TASK BRIEF: All of the records below need to be copied exactly.
[start DATA SHOWN]
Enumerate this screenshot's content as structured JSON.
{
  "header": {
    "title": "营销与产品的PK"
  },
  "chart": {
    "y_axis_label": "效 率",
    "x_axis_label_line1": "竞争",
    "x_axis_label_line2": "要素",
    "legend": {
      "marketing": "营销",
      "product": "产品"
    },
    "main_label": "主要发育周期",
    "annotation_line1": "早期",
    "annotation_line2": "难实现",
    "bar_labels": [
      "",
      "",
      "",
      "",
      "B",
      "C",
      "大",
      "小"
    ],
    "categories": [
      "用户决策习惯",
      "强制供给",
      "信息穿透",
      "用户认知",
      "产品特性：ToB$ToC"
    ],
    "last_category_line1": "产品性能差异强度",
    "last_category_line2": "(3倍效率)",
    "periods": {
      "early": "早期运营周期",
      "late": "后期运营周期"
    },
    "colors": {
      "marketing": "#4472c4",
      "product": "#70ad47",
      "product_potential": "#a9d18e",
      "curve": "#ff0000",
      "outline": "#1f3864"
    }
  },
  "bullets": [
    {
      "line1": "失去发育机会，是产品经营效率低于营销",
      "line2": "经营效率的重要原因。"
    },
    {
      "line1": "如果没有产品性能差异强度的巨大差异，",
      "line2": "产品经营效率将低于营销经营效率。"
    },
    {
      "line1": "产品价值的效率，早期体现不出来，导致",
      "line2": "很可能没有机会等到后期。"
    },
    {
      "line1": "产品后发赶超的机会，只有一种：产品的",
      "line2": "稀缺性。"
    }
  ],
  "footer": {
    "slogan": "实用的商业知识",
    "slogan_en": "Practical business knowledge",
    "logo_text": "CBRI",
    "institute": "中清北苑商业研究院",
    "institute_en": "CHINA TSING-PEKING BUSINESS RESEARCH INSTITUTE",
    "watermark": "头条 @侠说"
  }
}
[end DATA SHOWN]
CORRECT RESULT:
Enumerate this screenshot's content as structured JSON.
{
  "header": {
    "title": "营销与产品的PK"
  },
  "chart": {
    "y_axis_label": "效 率",
    "x_axis_label_line1": "竞争",
    "x_axis_label_line2": "要素",
    "legend": {
      "marketing": "营销",
      "product": "产品"
    },
    "main_label": "主要发育周期",
    "annotation_line1": "早期",
    "annotation_line2": "难实现",
    "bar_labels": [
      "",
      "",
      "",
      "",
      "B",
      "C",
      "大",
      "小"
    ],
    "categories": [
      "用户决策习惯",
      "强制供给",
      "信息穿透",
      "用户认知",
      "产品特性：ToB$ToC"
    ],
    "last_category_line1": "产品性能差异强度",
    "last_category_line2": "(3倍效率)",
    "periods": {
      "early": "早期运营周期",
      "late": "后期运营周期"
    },
    "colors": {
      "marketing": "#4472c4",
      "product": "#70ad47",
      "product_potential": "#a9d18e",
      "curve": "#ff0000",
      "outline": "#1f3864"
    }
  },
  "bullets": [
    {
      "line1": "失去发育机会，是产品经营效率低于营销",
      "line2": "经营效率的重要原因。"
    },
    {
      "line1": "如果没有产品性能差异强度的巨大差异，",
      "line2": "产品经营效率将低于营销经营效率。"
    },
    {
      "line1": "产品价值的效率，早期体现不出来，导致",
      "line2": "很可能没有机会等到后期。"
    },
    {
      "line1": "产品后发赶超的机会，只有一种：产品的",
      "line2": "稀缺性。"
    }
  ],
  "footer": {
    "slogan": "实用的商业知识",
    "slogan_en": "Practical business knowledge",
    "logo_text": "CBRI",
    "institute": "中清北苑商业研究院",
    "institute_en": "CHINA TSING-PEKING BUSINESS RESEARCH INSTITUTE",
    "watermark": "头条 @侠说"
  }
}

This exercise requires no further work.